## Aim of the task
Your task is to repeat the listing exactly.

## Provided data
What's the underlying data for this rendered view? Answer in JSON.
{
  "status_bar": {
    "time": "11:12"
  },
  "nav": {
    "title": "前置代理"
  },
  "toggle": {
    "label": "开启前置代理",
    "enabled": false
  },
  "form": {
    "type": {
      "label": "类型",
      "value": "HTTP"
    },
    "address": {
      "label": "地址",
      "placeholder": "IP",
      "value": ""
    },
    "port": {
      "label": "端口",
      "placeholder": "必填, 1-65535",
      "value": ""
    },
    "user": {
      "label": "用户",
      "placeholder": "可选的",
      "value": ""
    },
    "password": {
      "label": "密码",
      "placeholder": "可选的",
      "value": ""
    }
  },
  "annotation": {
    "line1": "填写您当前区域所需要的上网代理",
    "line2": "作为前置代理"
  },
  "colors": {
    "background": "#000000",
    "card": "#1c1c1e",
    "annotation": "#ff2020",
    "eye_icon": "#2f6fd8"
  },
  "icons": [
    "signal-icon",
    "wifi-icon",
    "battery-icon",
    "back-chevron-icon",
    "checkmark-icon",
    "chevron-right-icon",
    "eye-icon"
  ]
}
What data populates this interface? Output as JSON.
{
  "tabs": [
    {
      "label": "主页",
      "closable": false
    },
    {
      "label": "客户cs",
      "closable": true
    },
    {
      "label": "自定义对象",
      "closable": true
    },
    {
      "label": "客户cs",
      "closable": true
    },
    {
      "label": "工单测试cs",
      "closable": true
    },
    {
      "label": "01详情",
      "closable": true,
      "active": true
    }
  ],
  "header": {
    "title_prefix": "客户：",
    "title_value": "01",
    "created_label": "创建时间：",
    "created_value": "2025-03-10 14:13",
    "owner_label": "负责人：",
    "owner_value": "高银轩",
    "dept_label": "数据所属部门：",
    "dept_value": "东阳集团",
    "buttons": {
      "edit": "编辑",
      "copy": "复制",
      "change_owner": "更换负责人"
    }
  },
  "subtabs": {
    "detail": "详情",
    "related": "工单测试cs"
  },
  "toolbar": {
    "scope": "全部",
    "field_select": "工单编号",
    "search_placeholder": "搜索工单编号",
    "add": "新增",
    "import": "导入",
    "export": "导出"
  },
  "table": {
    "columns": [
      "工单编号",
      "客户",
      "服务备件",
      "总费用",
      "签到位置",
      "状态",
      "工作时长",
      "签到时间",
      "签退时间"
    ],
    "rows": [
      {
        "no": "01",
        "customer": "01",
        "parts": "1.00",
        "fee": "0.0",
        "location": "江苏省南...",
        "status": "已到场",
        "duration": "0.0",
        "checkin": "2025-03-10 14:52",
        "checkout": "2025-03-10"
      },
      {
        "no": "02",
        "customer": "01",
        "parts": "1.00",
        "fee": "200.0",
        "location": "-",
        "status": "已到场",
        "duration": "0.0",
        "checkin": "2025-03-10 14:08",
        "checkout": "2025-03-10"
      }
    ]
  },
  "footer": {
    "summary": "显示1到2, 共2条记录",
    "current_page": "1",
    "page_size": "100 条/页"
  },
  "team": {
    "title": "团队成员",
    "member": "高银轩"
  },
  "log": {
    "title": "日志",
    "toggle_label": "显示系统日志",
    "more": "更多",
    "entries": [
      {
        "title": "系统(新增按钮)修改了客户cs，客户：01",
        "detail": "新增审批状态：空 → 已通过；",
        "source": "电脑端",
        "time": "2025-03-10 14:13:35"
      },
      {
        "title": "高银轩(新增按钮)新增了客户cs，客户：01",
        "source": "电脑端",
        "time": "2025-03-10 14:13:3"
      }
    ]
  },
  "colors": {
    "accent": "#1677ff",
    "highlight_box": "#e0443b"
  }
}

## Complete response
What's the underlying data for this rendered view? Answer in JSON.
{
  "status_bar": {
    "time": "11:12"
  },
  "nav": {
    "title": "前置代理"
  },
  "toggle": {
    "label": "开启前置代理",
    "enabled": false
  },
  "form": {
    "type": {
      "label": "类型",
      "value": "HTTP"
    },
    "address": {
      "label": "地址",
      "placeholder": "IP",
      "value": ""
    },
    "port": {
      "label": "端口",
      "placeholder": "必填, 1-65535",
      "value": ""
    },
    "user": {
      "label": "用户",
      "placeholder": "可选的",
      "value": ""
    },
    "password": {
      "label": "密码",
      "placeholder": "可选的",
      "value": ""
    }
  },
  "annotation": {
    "line1": "填写您当前区域所需要的上网代理",
    "line2": "作为前置代理"
  },
  "colors": {
    "background": "#000000",
    "card": "#1c1c1e",
    "annotation": "#ff2020",
    "eye_icon": "#2f6fd8"
  },
  "icons": [
    "signal-icon",
    "wifi-icon",
    "battery-icon",
    "back-chevron-icon",
    "checkmark-icon",
    "chevron-right-icon",
    "eye-icon"
  ]
}
What data populates this interface? Output as JSON.
{
  "tabs": [
    {
      "label": "主页",
      "closable": false
    },
    {
      "label": "客户cs",
      "closable": true
    },
    {
      "label": "自定义对象",
      "closable": true
    },
    {
      "label": "客户cs",
      "closable": true
    },
    {
      "label": "工单测试cs",
      "closable": true
    },
    {
      "label": "01详情",
      "closable": true,
      "active": true
    }
  ],
  "header": {
    "title_prefix": "客户：",
    "title_value": "01",
    "created_label": "创建时间：",
    "created_value": "2025-03-10 14:13",
    "owner_label": "负责人：",
    "owner_value": "高银轩",
    "dept_label": "数据所属部门：",
    "dept_value": "东阳集团",
    "buttons": {
      "edit": "编辑",
      "copy": "复制",
      "change_owner": "更换负责人"
    }
  },
  "subtabs": {
    "detail": "详情",
    "related": "工单测试cs"
  },
  "toolbar": {
    "scope": "全部",
    "field_select": "工单编号",
    "search_placeholder": "搜索工单编号",
    "add": "新增",
    "import": "导入",
    "export": "导出"
  },
  "table": {
    "columns": [
      "工单编号",
      "客户",
      "服务备件",
      "总费用",
      "签到位置",
      "状态",
      "工作时长",
      "签到时间",
      "签退时间"
    ],
    "rows": [
      {
        "no": "01",
        "customer": "01",
        "parts": "1.00",
        "fee": "0.0",
        "location": "江苏省南...",
        "status": "已到场",
        "duration": "0.0",
        "checkin": "2025-03-10 14:52",
        "checkout": "2025-03-10"
      },
      {
        "no": "02",
        "customer": "01",
        "parts": "1.00",
        "fee": "200.0",
        "location": "-",
        "status": "已到场",
        "duration": "0.0",
        "checkin": "2025-03-10 14:08",
        "checkout": "2025-03-10"
      }
    ]
  },
  "footer": {
    "summary": "显示1到2, 共2条记录",
    "current_page": "1",
    "page_size": "100 条/页"
  },
  "team": {
    "title": "团队成员",
    "member": "高银轩"
  },
  "log": {
    "title": "日志",
    "toggle_label": "显示系统日志",
    "more": "更多",
    "entries": [
      {
        "title": "系统(新增按钮)修改了客户cs，客户：01",
        "detail": "新增审批状态：空 → 已通过；",
        "source": "电脑端",
        "time": "2025-03-10 14:13:35"
      },
      {
        "title": "高银轩(新增按钮)新增了客户cs，客户：01",
        "source": "电脑端",
        "time": "2025-03-10 14:13:3"
      }
    ]
  },
  "colors": {
    "accent": "#1677ff",
    "highlight_box": "#e0443b"
  }
}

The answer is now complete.